Task =>
In the records below, find the line holding "What data populates"; copy it and every line after it to the end, omitting all images.
>> START
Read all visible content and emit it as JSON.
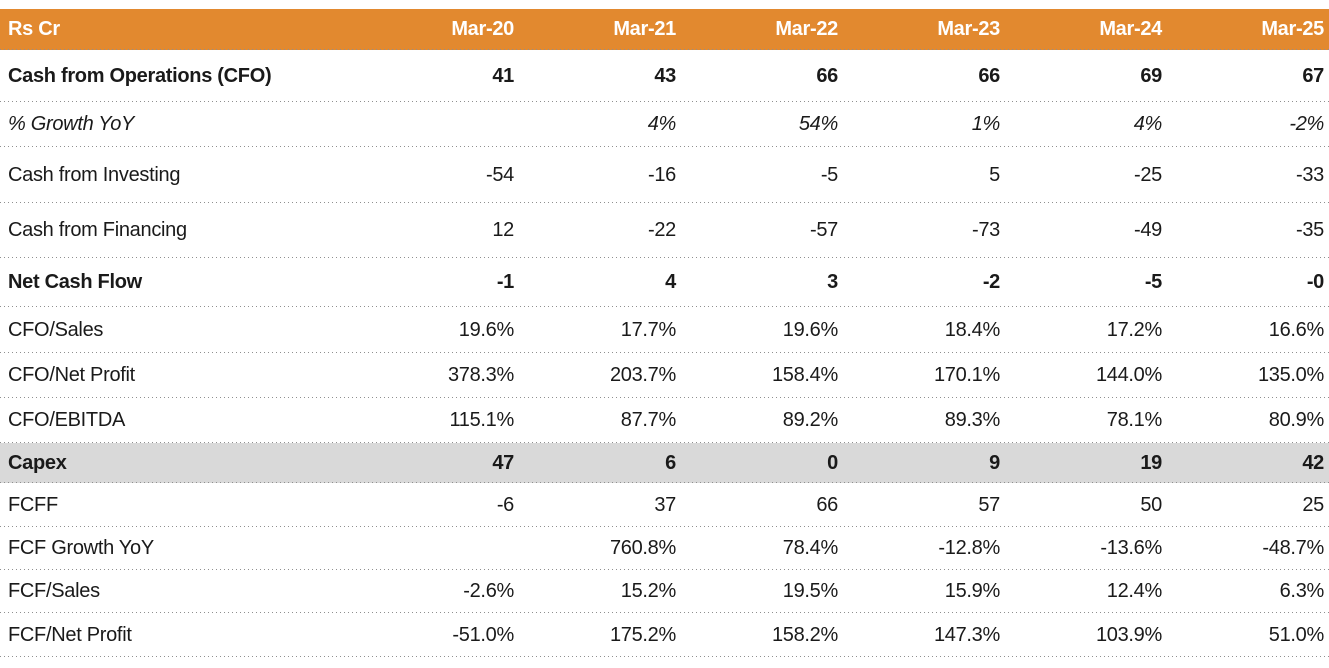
{
  "chart_data": {
    "type": "table",
    "unit_label": "Rs Cr",
    "columns": [
      "Mar-20",
      "Mar-21",
      "Mar-22",
      "Mar-23",
      "Mar-24",
      "Mar-25"
    ],
    "rows": [
      {
        "label": "Cash from Operations (CFO)",
        "values": [
          "41",
          "43",
          "66",
          "66",
          "69",
          "67"
        ],
        "emphasis": "bold",
        "highlight": false
      },
      {
        "label": "% Growth YoY",
        "values": [
          "",
          "4%",
          "54%",
          "1%",
          "4%",
          "-2%"
        ],
        "emphasis": "italic",
        "highlight": false
      },
      {
        "label": "Cash from Investing",
        "values": [
          "-54",
          "-16",
          "-5",
          "5",
          "-25",
          "-33"
        ],
        "emphasis": "normal",
        "highlight": false
      },
      {
        "label": "Cash from Financing",
        "values": [
          "12",
          "-22",
          "-57",
          "-73",
          "-49",
          "-35"
        ],
        "emphasis": "normal",
        "highlight": false
      },
      {
        "label": "Net Cash Flow",
        "values": [
          "-1",
          "4",
          "3",
          "-2",
          "-5",
          "-0"
        ],
        "emphasis": "bold",
        "highlight": false
      },
      {
        "label": "CFO/Sales",
        "values": [
          "19.6%",
          "17.7%",
          "19.6%",
          "18.4%",
          "17.2%",
          "16.6%"
        ],
        "emphasis": "normal",
        "highlight": false
      },
      {
        "label": "CFO/Net Profit",
        "values": [
          "378.3%",
          "203.7%",
          "158.4%",
          "170.1%",
          "144.0%",
          "135.0%"
        ],
        "emphasis": "normal",
        "highlight": false
      },
      {
        "label": "CFO/EBITDA",
        "values": [
          "115.1%",
          "87.7%",
          "89.2%",
          "89.3%",
          "78.1%",
          "80.9%"
        ],
        "emphasis": "normal",
        "highlight": false
      },
      {
        "label": "Capex",
        "values": [
          "47",
          "6",
          "0",
          "9",
          "19",
          "42"
        ],
        "emphasis": "bold",
        "highlight": true
      },
      {
        "label": "FCFF",
        "values": [
          "-6",
          "37",
          "66",
          "57",
          "50",
          "25"
        ],
        "emphasis": "normal",
        "highlight": false
      },
      {
        "label": "FCF Growth YoY",
        "values": [
          "",
          "760.8%",
          "78.4%",
          "-12.8%",
          "-13.6%",
          "-48.7%"
        ],
        "emphasis": "normal",
        "highlight": false
      },
      {
        "label": "FCF/Sales",
        "values": [
          "-2.6%",
          "15.2%",
          "19.5%",
          "15.9%",
          "12.4%",
          "6.3%"
        ],
        "emphasis": "normal",
        "highlight": false
      },
      {
        "label": "FCF/Net Profit",
        "values": [
          "-51.0%",
          "175.2%",
          "158.2%",
          "147.3%",
          "103.9%",
          "51.0%"
        ],
        "emphasis": "normal",
        "highlight": false
      }
    ]
  },
  "colors": {
    "header_bg": "#E2892F",
    "header_text": "#FFFFFF",
    "highlight_bg": "#D9D9D9",
    "divider": "#8F8F8F",
    "text": "#1A1A1A"
  }
}
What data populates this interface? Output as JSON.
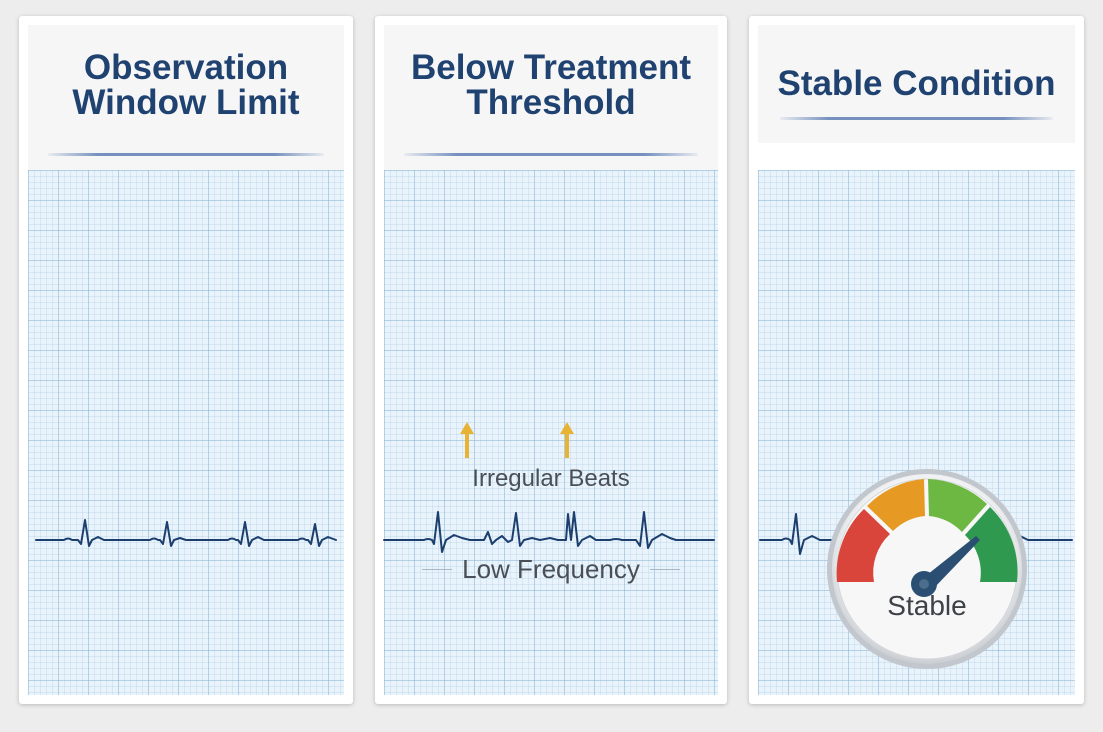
{
  "panels": [
    {
      "title_lines": [
        "Observation",
        "Window Limit"
      ]
    },
    {
      "title_lines": [
        "Below Treatment",
        "Threshold"
      ],
      "annotations": {
        "irregular_beats": "Irregular Beats",
        "low_frequency": "Low Frequency"
      }
    },
    {
      "title_lines": [
        "Stable Condition"
      ],
      "gauge": {
        "label": "Stable",
        "segments": [
          "red",
          "orange",
          "light-green",
          "green"
        ],
        "needle_level_percent": 82
      }
    }
  ],
  "colors": {
    "title": "#1f4271",
    "ecg_trace": "#1d3f6e",
    "arrow": "#e8b233",
    "gauge_red": "#d9453a",
    "gauge_orange": "#e69a23",
    "gauge_light_green": "#6cb843",
    "gauge_green": "#2f9a4f"
  }
}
>> END
Answer to this task =>
What data populates this interface? Output as JSON.
{
  "panels": [
    {
      "title_lines": [
        "Observation",
        "Window Limit"
      ]
    },
    {
      "title_lines": [
        "Below Treatment",
        "Threshold"
      ],
      "annotations": {
        "irregular_beats": "Irregular Beats",
        "low_frequency": "Low Frequency"
      }
    },
    {
      "title_lines": [
        "Stable Condition"
      ],
      "gauge": {
        "label": "Stable",
        "segments": [
          "red",
          "orange",
          "light-green",
          "green"
        ],
        "needle_level_percent": 82
      }
    }
  ],
  "colors": {
    "title": "#1f4271",
    "ecg_trace": "#1d3f6e",
    "arrow": "#e8b233",
    "gauge_red": "#d9453a",
    "gauge_orange": "#e69a23",
    "gauge_light_green": "#6cb843",
    "gauge_green": "#2f9a4f"
  }
}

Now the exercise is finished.